#### Instructions to follow:
Copy nothing but the text: reproduce each line of the listing exactly and leave the pictures out.

#### Records provided:
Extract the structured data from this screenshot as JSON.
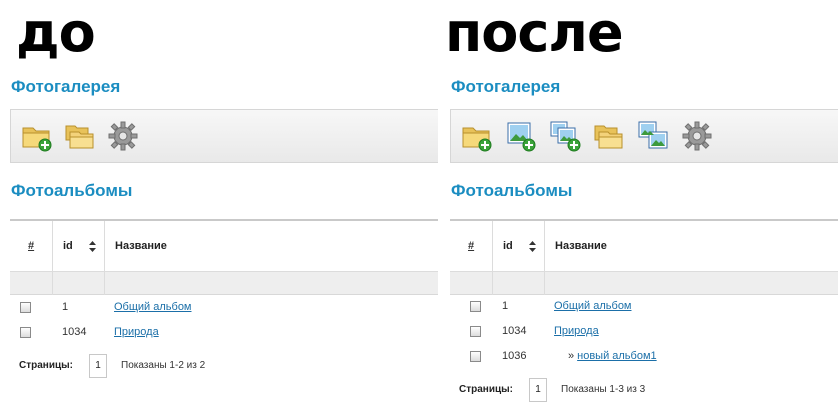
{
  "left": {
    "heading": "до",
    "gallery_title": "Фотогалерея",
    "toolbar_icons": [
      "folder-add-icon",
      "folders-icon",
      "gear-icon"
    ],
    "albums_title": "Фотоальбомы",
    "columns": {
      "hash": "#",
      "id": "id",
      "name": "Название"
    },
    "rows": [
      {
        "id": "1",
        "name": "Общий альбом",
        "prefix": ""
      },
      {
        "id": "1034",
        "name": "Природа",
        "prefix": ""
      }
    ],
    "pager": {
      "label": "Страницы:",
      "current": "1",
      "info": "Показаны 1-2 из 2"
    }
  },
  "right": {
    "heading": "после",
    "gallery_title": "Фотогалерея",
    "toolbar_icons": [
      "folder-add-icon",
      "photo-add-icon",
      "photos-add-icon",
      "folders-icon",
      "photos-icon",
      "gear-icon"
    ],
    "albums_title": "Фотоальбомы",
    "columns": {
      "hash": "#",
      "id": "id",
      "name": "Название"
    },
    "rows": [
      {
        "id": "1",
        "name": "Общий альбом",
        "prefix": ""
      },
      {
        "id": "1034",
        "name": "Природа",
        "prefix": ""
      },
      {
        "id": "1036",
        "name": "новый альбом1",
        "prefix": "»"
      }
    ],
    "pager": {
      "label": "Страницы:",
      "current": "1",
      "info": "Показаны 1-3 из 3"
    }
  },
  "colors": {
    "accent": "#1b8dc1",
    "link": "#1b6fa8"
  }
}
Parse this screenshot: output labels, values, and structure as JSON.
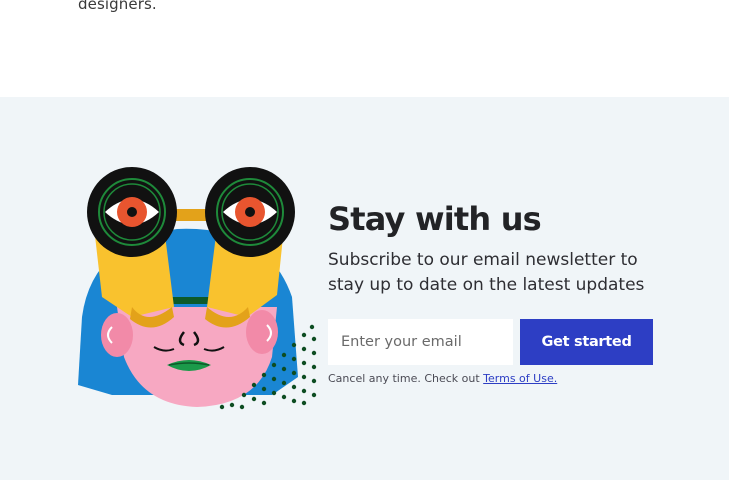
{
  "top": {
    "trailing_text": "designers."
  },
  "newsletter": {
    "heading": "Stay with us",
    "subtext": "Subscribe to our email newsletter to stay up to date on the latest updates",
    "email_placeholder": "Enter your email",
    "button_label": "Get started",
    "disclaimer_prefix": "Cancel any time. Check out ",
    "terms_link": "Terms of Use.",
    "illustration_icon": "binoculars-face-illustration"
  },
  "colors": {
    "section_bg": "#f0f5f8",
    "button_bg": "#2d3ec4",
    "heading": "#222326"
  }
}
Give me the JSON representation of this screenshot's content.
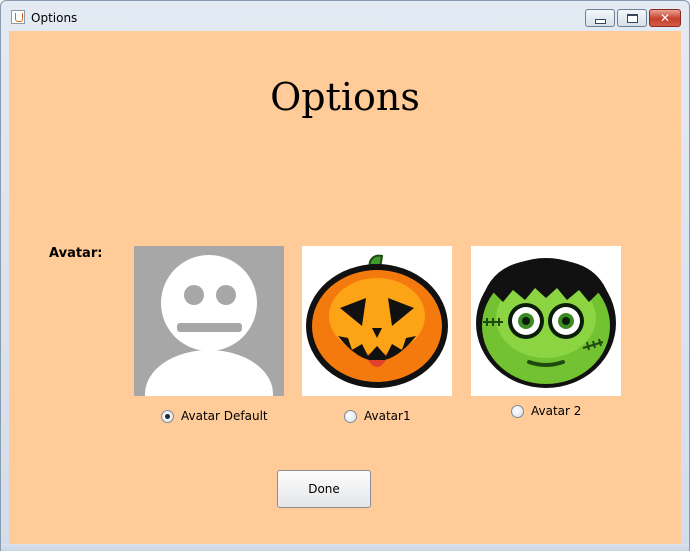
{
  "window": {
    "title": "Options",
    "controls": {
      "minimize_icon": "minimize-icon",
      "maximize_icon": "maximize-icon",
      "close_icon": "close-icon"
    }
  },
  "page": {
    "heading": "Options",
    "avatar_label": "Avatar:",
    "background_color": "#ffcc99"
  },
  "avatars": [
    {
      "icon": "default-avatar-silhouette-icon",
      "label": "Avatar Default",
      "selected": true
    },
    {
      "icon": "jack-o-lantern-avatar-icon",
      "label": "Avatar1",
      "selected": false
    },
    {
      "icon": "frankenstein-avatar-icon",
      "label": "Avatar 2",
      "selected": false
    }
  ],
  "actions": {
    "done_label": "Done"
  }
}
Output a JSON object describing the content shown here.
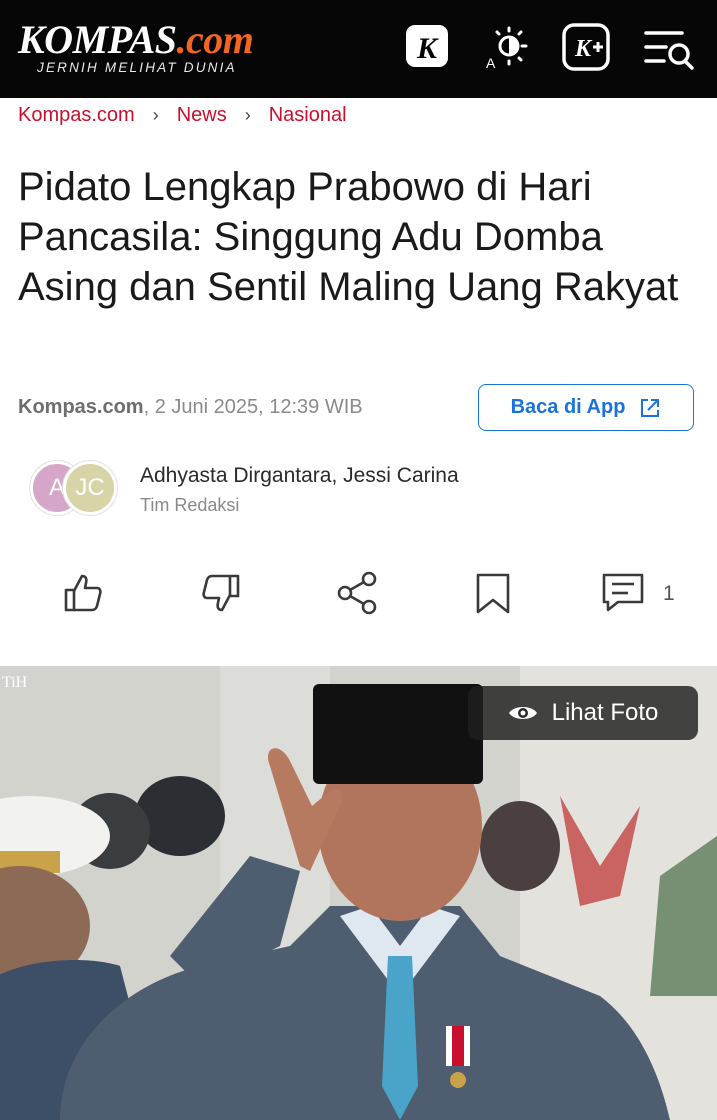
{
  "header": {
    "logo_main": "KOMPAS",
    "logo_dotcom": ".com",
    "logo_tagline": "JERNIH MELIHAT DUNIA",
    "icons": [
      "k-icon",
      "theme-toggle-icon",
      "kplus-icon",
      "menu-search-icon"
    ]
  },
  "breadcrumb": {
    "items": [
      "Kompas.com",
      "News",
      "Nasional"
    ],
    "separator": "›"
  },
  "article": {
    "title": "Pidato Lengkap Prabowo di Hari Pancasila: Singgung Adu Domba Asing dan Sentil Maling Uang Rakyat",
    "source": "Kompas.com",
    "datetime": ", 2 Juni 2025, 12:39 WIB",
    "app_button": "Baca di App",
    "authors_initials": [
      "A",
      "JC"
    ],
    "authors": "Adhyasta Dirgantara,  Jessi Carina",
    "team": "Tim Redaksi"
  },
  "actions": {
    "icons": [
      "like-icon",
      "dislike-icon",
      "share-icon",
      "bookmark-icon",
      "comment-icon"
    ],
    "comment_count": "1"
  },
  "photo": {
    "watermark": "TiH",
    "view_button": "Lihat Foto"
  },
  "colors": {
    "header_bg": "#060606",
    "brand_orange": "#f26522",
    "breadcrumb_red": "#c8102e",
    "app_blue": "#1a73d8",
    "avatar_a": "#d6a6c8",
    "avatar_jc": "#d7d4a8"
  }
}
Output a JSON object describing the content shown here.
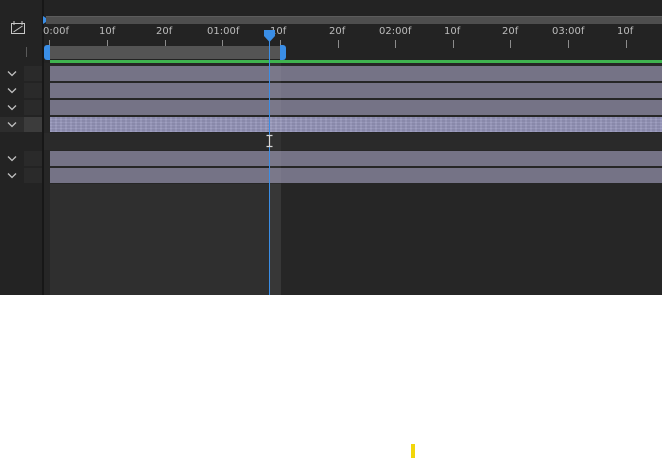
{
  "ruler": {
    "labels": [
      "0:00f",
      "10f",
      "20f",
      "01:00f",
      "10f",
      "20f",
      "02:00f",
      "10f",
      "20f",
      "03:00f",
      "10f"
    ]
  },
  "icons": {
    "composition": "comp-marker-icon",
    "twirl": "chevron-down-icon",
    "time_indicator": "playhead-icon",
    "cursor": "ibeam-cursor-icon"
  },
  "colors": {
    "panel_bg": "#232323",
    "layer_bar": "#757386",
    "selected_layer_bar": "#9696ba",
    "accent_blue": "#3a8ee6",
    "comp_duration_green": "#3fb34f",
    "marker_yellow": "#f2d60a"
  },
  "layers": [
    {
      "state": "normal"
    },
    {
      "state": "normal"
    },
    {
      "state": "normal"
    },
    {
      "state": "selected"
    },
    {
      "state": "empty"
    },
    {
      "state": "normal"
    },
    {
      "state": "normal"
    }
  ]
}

#### Result for this exercise:
Extract the structured data from this screenshot as JSON.
{
  "left": {
    "heading": "до",
    "gallery_title": "Фотогалерея",
    "toolbar_icons": [
      "folder-add-icon",
      "folders-icon",
      "gear-icon"
    ],
    "albums_title": "Фотоальбомы",
    "columns": {
      "hash": "#",
      "id": "id",
      "name": "Название"
    },
    "rows": [
      {
        "id": "1",
        "name": "Общий альбом",
        "prefix": ""
      },
      {
        "id": "1034",
        "name": "Природа",
        "prefix": ""
      }
    ],
    "pager": {
      "label": "Страницы:",
      "current": "1",
      "info": "Показаны 1-2 из 2"
    }
  },
  "right": {
    "heading": "после",
    "gallery_title": "Фотогалерея",
    "toolbar_icons": [
      "folder-add-icon",
      "photo-add-icon",
      "photos-add-icon",
      "folders-icon",
      "photos-icon",
      "gear-icon"
    ],
    "albums_title": "Фотоальбомы",
    "columns": {
      "hash": "#",
      "id": "id",
      "name": "Название"
    },
    "rows": [
      {
        "id": "1",
        "name": "Общий альбом",
        "prefix": ""
      },
      {
        "id": "1034",
        "name": "Природа",
        "prefix": ""
      },
      {
        "id": "1036",
        "name": "новый альбом1",
        "prefix": "»"
      }
    ],
    "pager": {
      "label": "Страницы:",
      "current": "1",
      "info": "Показаны 1-3 из 3"
    }
  },
  "colors": {
    "accent": "#1b8dc1",
    "link": "#1b6fa8"
  }
}
Parse this screenshot: output labels, values, and structure as JSON.
{
  "top": {
    "trailing_text": "designers."
  },
  "newsletter": {
    "heading": "Stay with us",
    "subtext": "Subscribe to our email newsletter to stay up to date on the latest updates",
    "email_placeholder": "Enter your email",
    "button_label": "Get started",
    "disclaimer_prefix": "Cancel any time. Check out ",
    "terms_link": "Terms of Use.",
    "illustration_icon": "binoculars-face-illustration"
  },
  "colors": {
    "section_bg": "#f0f5f8",
    "button_bg": "#2d3ec4",
    "heading": "#222326"
  }
}
Give me the JSON representation of this screenshot's content.
{
  "window": {
    "title": "Options",
    "controls": {
      "minimize_icon": "minimize-icon",
      "maximize_icon": "maximize-icon",
      "close_icon": "close-icon"
    }
  },
  "page": {
    "heading": "Options",
    "avatar_label": "Avatar:",
    "background_color": "#ffcc99"
  },
  "avatars": [
    {
      "icon": "default-avatar-silhouette-icon",
      "label": "Avatar Default",
      "selected": true
    },
    {
      "icon": "jack-o-lantern-avatar-icon",
      "label": "Avatar1",
      "selected": false
    },
    {
      "icon": "frankenstein-avatar-icon",
      "label": "Avatar 2",
      "selected": false
    }
  ],
  "actions": {
    "done_label": "Done"
  }
}
Output a JSON object describing the content shown here.
{
  "header": {
    "logo_main": "KOMPAS",
    "logo_dotcom": ".com",
    "logo_tagline": "JERNIH MELIHAT DUNIA",
    "icons": [
      "k-icon",
      "theme-toggle-icon",
      "kplus-icon",
      "menu-search-icon"
    ]
  },
  "breadcrumb": {
    "items": [
      "Kompas.com",
      "News",
      "Nasional"
    ],
    "separator": "›"
  },
  "article": {
    "title": "Pidato Lengkap Prabowo di Hari Pancasila: Singgung Adu Domba Asing dan Sentil Maling Uang Rakyat",
    "source": "Kompas.com",
    "datetime": ", 2 Juni 2025, 12:39 WIB",
    "app_button": "Baca di App",
    "authors_initials": [
      "A",
      "JC"
    ],
    "authors": "Adhyasta Dirgantara,  Jessi Carina",
    "team": "Tim Redaksi"
  },
  "actions": {
    "icons": [
      "like-icon",
      "dislike-icon",
      "share-icon",
      "bookmark-icon",
      "comment-icon"
    ],
    "comment_count": "1"
  },
  "photo": {
    "watermark": "TiH",
    "view_button": "Lihat Foto"
  },
  "colors": {
    "header_bg": "#060606",
    "brand_orange": "#f26522",
    "breadcrumb_red": "#c8102e",
    "app_blue": "#1a73d8",
    "avatar_a": "#d6a6c8",
    "avatar_jc": "#d7d4a8"
  }
}
Output a JSON object describing the content shown here.
{
  "ruler": {
    "labels": [
      "0:00f",
      "10f",
      "20f",
      "01:00f",
      "10f",
      "20f",
      "02:00f",
      "10f",
      "20f",
      "03:00f",
      "10f"
    ]
  },
  "icons": {
    "composition": "comp-marker-icon",
    "twirl": "chevron-down-icon",
    "time_indicator": "playhead-icon",
    "cursor": "ibeam-cursor-icon"
  },
  "colors": {
    "panel_bg": "#232323",
    "layer_bar": "#757386",
    "selected_layer_bar": "#9696ba",
    "accent_blue": "#3a8ee6",
    "comp_duration_green": "#3fb34f",
    "marker_yellow": "#f2d60a"
  },
  "layers": [
    {
      "state": "normal"
    },
    {
      "state": "normal"
    },
    {
      "state": "normal"
    },
    {
      "state": "selected"
    },
    {
      "state": "empty"
    },
    {
      "state": "normal"
    },
    {
      "state": "normal"
    }
  ]
}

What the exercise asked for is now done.